Look through the data below and return each line where "Nettetal" appears.

— Start of Record list —

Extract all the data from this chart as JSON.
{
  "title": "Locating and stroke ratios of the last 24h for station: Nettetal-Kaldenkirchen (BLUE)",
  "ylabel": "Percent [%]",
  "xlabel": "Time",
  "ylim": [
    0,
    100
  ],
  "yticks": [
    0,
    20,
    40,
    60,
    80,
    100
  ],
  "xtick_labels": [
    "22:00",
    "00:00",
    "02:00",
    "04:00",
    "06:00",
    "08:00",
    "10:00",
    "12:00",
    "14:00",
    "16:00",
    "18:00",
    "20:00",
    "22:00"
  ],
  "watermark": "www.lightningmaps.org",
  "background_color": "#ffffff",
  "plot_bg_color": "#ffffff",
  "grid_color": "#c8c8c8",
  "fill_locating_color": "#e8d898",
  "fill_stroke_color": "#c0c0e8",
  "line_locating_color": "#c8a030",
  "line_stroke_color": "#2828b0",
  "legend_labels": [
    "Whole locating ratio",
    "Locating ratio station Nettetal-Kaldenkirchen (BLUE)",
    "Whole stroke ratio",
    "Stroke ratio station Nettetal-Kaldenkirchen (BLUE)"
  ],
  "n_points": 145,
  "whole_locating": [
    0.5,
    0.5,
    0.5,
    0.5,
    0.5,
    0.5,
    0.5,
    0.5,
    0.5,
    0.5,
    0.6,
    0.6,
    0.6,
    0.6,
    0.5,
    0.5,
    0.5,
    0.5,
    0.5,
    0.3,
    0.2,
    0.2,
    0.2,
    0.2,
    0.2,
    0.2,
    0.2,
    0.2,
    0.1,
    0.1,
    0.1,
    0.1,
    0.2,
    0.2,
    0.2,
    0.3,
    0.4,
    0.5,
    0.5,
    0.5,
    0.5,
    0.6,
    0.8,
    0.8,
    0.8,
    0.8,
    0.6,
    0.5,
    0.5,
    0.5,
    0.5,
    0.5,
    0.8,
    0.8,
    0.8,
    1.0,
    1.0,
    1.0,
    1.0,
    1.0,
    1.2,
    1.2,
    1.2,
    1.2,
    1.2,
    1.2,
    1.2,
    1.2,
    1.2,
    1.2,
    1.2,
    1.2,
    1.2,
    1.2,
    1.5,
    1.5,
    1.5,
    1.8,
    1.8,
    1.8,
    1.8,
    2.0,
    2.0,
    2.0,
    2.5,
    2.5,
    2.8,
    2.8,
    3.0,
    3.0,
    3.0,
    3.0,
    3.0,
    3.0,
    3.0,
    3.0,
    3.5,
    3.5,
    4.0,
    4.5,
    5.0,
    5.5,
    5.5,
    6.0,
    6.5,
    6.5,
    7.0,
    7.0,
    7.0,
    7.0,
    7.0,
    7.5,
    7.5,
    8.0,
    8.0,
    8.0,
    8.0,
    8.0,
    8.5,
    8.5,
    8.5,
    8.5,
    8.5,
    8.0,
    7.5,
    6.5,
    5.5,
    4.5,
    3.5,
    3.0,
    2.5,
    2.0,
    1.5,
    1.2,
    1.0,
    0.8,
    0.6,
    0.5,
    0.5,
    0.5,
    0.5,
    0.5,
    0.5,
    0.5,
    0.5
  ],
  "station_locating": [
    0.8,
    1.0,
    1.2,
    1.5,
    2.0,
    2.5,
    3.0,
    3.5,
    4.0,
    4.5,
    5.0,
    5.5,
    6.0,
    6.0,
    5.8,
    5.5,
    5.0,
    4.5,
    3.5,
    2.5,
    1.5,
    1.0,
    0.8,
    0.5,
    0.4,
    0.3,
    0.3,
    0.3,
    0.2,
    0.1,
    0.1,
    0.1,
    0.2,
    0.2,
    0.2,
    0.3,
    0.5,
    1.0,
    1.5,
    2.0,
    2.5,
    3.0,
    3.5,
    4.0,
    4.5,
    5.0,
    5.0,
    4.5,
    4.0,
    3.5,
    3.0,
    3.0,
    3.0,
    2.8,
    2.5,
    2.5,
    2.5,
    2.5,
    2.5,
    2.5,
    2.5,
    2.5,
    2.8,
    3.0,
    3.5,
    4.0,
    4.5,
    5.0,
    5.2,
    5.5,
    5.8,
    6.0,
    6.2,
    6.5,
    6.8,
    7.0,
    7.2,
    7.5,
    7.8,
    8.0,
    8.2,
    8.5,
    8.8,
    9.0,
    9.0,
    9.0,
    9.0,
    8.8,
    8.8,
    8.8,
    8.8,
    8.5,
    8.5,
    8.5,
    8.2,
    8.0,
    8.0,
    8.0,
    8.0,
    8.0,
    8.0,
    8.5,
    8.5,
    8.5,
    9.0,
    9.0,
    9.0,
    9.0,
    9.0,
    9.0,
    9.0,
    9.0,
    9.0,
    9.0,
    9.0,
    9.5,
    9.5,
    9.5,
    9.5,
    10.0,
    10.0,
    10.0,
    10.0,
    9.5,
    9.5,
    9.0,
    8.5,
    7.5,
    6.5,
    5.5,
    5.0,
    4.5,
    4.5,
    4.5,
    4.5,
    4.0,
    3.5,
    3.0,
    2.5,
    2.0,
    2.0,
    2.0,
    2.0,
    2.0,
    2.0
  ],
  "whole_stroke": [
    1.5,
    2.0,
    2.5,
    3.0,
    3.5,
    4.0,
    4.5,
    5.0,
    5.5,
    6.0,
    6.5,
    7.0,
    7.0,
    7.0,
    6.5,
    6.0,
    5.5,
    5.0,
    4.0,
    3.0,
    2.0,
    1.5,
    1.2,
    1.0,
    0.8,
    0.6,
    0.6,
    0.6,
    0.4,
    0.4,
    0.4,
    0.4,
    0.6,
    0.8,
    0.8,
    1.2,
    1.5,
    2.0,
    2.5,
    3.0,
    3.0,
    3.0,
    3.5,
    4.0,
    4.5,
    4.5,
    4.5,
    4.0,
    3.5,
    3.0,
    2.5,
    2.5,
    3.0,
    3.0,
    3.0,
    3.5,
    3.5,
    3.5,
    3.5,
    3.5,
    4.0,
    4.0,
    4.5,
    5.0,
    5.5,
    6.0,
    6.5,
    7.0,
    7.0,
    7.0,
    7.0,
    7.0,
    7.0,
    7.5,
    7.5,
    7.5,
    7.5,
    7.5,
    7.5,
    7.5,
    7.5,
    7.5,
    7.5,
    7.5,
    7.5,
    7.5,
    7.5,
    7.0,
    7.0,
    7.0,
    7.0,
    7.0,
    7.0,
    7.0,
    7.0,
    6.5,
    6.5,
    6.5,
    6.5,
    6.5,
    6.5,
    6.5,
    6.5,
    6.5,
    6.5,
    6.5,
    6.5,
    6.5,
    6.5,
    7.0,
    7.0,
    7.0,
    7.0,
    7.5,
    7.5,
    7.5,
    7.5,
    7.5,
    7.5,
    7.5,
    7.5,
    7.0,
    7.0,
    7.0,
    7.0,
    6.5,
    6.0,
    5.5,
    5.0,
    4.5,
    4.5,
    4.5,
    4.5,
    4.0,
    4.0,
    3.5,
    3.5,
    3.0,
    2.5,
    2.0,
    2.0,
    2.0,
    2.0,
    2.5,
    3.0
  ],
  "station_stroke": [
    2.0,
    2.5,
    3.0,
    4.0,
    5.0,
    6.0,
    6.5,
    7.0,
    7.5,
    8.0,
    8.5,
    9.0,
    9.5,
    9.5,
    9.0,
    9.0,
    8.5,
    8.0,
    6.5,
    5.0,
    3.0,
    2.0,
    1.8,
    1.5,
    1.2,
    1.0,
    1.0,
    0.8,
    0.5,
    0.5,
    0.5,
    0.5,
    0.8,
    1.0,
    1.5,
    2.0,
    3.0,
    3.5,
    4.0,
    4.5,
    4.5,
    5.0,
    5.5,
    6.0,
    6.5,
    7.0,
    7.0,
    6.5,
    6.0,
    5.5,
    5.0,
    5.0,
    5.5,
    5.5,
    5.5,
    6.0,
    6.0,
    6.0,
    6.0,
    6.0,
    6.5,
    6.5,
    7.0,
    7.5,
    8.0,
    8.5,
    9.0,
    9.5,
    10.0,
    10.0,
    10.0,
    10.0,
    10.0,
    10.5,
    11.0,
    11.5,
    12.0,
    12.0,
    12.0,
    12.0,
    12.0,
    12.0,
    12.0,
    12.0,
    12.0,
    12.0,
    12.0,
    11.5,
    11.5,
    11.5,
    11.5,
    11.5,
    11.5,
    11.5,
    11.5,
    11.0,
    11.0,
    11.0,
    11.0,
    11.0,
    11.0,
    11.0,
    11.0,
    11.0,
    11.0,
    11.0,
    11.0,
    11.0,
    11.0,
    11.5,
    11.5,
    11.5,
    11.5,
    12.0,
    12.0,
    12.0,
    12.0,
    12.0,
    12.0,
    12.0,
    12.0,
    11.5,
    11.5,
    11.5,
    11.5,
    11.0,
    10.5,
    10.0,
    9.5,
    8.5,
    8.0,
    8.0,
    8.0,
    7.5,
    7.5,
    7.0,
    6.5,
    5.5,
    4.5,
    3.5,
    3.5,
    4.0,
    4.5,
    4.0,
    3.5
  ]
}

— End of Record list —

**Task output:**
  "title": "Locating and stroke ratios of the last 24h for station: Nettetal-Kaldenkirchen (BLUE)",
    "Locating ratio station Nettetal-Kaldenkirchen (BLUE)",
    "Stroke ratio station Nettetal-Kaldenkirchen (BLUE)"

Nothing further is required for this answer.